**Task input:**
------------------------------

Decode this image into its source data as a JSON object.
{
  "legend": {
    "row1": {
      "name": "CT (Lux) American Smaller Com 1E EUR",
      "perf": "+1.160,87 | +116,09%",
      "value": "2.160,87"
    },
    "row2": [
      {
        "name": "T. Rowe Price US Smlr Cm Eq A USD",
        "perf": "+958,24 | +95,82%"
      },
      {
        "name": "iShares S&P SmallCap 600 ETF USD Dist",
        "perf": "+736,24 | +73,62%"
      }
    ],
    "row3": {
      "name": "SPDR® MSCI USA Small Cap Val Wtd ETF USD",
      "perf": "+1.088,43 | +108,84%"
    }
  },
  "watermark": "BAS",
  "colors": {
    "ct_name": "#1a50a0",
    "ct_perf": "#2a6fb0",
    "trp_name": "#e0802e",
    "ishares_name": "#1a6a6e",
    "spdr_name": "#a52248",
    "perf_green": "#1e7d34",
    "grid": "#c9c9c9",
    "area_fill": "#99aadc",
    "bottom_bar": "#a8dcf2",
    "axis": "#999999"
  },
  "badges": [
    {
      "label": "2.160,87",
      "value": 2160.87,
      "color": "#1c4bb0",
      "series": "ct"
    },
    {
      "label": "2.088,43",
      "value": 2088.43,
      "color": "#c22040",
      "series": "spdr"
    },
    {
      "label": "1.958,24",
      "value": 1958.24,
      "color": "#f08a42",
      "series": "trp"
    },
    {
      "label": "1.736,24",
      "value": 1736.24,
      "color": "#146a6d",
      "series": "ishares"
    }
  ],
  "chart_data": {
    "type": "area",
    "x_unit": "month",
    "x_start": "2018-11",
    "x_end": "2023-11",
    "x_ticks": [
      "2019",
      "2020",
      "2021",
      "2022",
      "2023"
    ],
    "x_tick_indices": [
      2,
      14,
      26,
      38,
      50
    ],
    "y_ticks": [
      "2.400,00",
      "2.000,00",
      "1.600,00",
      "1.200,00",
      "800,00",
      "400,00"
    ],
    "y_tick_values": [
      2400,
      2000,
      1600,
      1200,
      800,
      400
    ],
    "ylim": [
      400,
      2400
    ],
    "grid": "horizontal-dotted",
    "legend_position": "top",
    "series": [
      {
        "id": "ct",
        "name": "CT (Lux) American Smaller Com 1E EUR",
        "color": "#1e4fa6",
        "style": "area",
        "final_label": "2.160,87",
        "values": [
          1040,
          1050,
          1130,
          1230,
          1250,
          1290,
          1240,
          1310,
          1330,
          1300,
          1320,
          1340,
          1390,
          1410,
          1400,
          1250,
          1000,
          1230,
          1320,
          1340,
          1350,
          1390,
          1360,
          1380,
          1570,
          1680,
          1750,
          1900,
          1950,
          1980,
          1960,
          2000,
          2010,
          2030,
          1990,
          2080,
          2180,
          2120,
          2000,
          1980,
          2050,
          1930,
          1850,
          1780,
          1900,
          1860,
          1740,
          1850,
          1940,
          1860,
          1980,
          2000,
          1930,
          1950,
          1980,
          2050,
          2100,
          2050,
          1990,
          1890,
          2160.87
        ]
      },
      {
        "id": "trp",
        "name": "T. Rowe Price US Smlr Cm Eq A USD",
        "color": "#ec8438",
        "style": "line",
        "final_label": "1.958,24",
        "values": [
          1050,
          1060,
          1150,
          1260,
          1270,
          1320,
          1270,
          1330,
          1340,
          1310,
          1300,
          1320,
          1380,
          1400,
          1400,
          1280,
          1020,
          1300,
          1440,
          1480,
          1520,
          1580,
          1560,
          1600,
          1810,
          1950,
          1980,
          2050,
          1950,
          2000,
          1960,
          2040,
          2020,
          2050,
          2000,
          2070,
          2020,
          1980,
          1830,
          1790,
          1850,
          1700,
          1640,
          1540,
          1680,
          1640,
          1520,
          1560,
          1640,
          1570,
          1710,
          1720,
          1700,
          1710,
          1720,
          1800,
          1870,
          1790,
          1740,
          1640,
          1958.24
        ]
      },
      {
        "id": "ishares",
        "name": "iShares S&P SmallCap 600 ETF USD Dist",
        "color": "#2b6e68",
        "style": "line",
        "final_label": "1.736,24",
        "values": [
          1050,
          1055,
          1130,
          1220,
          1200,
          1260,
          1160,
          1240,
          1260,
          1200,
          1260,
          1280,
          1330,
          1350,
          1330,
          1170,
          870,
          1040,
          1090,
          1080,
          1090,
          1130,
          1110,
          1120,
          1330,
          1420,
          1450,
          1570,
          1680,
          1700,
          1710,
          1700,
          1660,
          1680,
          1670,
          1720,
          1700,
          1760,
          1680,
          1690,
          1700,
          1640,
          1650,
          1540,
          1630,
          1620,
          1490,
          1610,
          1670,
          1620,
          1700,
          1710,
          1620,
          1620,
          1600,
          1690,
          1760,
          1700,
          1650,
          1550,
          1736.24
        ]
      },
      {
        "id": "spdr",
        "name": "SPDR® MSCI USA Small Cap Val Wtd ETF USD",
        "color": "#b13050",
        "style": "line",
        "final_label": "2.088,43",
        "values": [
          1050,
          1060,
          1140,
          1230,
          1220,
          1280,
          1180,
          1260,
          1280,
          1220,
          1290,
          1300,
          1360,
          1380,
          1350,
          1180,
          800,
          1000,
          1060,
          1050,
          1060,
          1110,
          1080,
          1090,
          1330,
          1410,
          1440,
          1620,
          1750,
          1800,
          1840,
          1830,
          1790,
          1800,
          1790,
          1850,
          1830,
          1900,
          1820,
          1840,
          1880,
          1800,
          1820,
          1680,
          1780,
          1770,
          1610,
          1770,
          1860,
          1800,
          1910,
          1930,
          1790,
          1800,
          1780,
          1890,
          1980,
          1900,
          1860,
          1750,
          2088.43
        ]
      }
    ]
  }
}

------------------------------

**Your goal:** Transcribe the material above in its entirety. Match it exactly.

**The reply:**
Decode this image into its source data as a JSON object.
{
  "legend": {
    "row1": {
      "name": "CT (Lux) American Smaller Com 1E EUR",
      "perf": "+1.160,87 | +116,09%",
      "value": "2.160,87"
    },
    "row2": [
      {
        "name": "T. Rowe Price US Smlr Cm Eq A USD",
        "perf": "+958,24 | +95,82%"
      },
      {
        "name": "iShares S&P SmallCap 600 ETF USD Dist",
        "perf": "+736,24 | +73,62%"
      }
    ],
    "row3": {
      "name": "SPDR® MSCI USA Small Cap Val Wtd ETF USD",
      "perf": "+1.088,43 | +108,84%"
    }
  },
  "watermark": "BAS",
  "colors": {
    "ct_name": "#1a50a0",
    "ct_perf": "#2a6fb0",
    "trp_name": "#e0802e",
    "ishares_name": "#1a6a6e",
    "spdr_name": "#a52248",
    "perf_green": "#1e7d34",
    "grid": "#c9c9c9",
    "area_fill": "#99aadc",
    "bottom_bar": "#a8dcf2",
    "axis": "#999999"
  },
  "badges": [
    {
      "label": "2.160,87",
      "value": 2160.87,
      "color": "#1c4bb0",
      "series": "ct"
    },
    {
      "label": "2.088,43",
      "value": 2088.43,
      "color": "#c22040",
      "series": "spdr"
    },
    {
      "label": "1.958,24",
      "value": 1958.24,
      "color": "#f08a42",
      "series": "trp"
    },
    {
      "label": "1.736,24",
      "value": 1736.24,
      "color": "#146a6d",
      "series": "ishares"
    }
  ],
  "chart_data": {
    "type": "area",
    "x_unit": "month",
    "x_start": "2018-11",
    "x_end": "2023-11",
    "x_ticks": [
      "2019",
      "2020",
      "2021",
      "2022",
      "2023"
    ],
    "x_tick_indices": [
      2,
      14,
      26,
      38,
      50
    ],
    "y_ticks": [
      "2.400,00",
      "2.000,00",
      "1.600,00",
      "1.200,00",
      "800,00",
      "400,00"
    ],
    "y_tick_values": [
      2400,
      2000,
      1600,
      1200,
      800,
      400
    ],
    "ylim": [
      400,
      2400
    ],
    "grid": "horizontal-dotted",
    "legend_position": "top",
    "series": [
      {
        "id": "ct",
        "name": "CT (Lux) American Smaller Com 1E EUR",
        "color": "#1e4fa6",
        "style": "area",
        "final_label": "2.160,87",
        "values": [
          1040,
          1050,
          1130,
          1230,
          1250,
          1290,
          1240,
          1310,
          1330,
          1300,
          1320,
          1340,
          1390,
          1410,
          1400,
          1250,
          1000,
          1230,
          1320,
          1340,
          1350,
          1390,
          1360,
          1380,
          1570,
          1680,
          1750,
          1900,
          1950,
          1980,
          1960,
          2000,
          2010,
          2030,
          1990,
          2080,
          2180,
          2120,
          2000,
          1980,
          2050,
          1930,
          1850,
          1780,
          1900,
          1860,
          1740,
          1850,
          1940,
          1860,
          1980,
          2000,
          1930,
          1950,
          1980,
          2050,
          2100,
          2050,
          1990,
          1890,
          2160.87
        ]
      },
      {
        "id": "trp",
        "name": "T. Rowe Price US Smlr Cm Eq A USD",
        "color": "#ec8438",
        "style": "line",
        "final_label": "1.958,24",
        "values": [
          1050,
          1060,
          1150,
          1260,
          1270,
          1320,
          1270,
          1330,
          1340,
          1310,
          1300,
          1320,
          1380,
          1400,
          1400,
          1280,
          1020,
          1300,
          1440,
          1480,
          1520,
          1580,
          1560,
          1600,
          1810,
          1950,
          1980,
          2050,
          1950,
          2000,
          1960,
          2040,
          2020,
          2050,
          2000,
          2070,
          2020,
          1980,
          1830,
          1790,
          1850,
          1700,
          1640,
          1540,
          1680,
          1640,
          1520,
          1560,
          1640,
          1570,
          1710,
          1720,
          1700,
          1710,
          1720,
          1800,
          1870,
          1790,
          1740,
          1640,
          1958.24
        ]
      },
      {
        "id": "ishares",
        "name": "iShares S&P SmallCap 600 ETF USD Dist",
        "color": "#2b6e68",
        "style": "line",
        "final_label": "1.736,24",
        "values": [
          1050,
          1055,
          1130,
          1220,
          1200,
          1260,
          1160,
          1240,
          1260,
          1200,
          1260,
          1280,
          1330,
          1350,
          1330,
          1170,
          870,
          1040,
          1090,
          1080,
          1090,
          1130,
          1110,
          1120,
          1330,
          1420,
          1450,
          1570,
          1680,
          1700,
          1710,
          1700,
          1660,
          1680,
          1670,
          1720,
          1700,
          1760,
          1680,
          1690,
          1700,
          1640,
          1650,
          1540,
          1630,
          1620,
          1490,
          1610,
          1670,
          1620,
          1700,
          1710,
          1620,
          1620,
          1600,
          1690,
          1760,
          1700,
          1650,
          1550,
          1736.24
        ]
      },
      {
        "id": "spdr",
        "name": "SPDR® MSCI USA Small Cap Val Wtd ETF USD",
        "color": "#b13050",
        "style": "line",
        "final_label": "2.088,43",
        "values": [
          1050,
          1060,
          1140,
          1230,
          1220,
          1280,
          1180,
          1260,
          1280,
          1220,
          1290,
          1300,
          1360,
          1380,
          1350,
          1180,
          800,
          1000,
          1060,
          1050,
          1060,
          1110,
          1080,
          1090,
          1330,
          1410,
          1440,
          1620,
          1750,
          1800,
          1840,
          1830,
          1790,
          1800,
          1790,
          1850,
          1830,
          1900,
          1820,
          1840,
          1880,
          1800,
          1820,
          1680,
          1780,
          1770,
          1610,
          1770,
          1860,
          1800,
          1910,
          1930,
          1790,
          1800,
          1780,
          1890,
          1980,
          1900,
          1860,
          1750,
          2088.43
        ]
      }
    ]
  }
}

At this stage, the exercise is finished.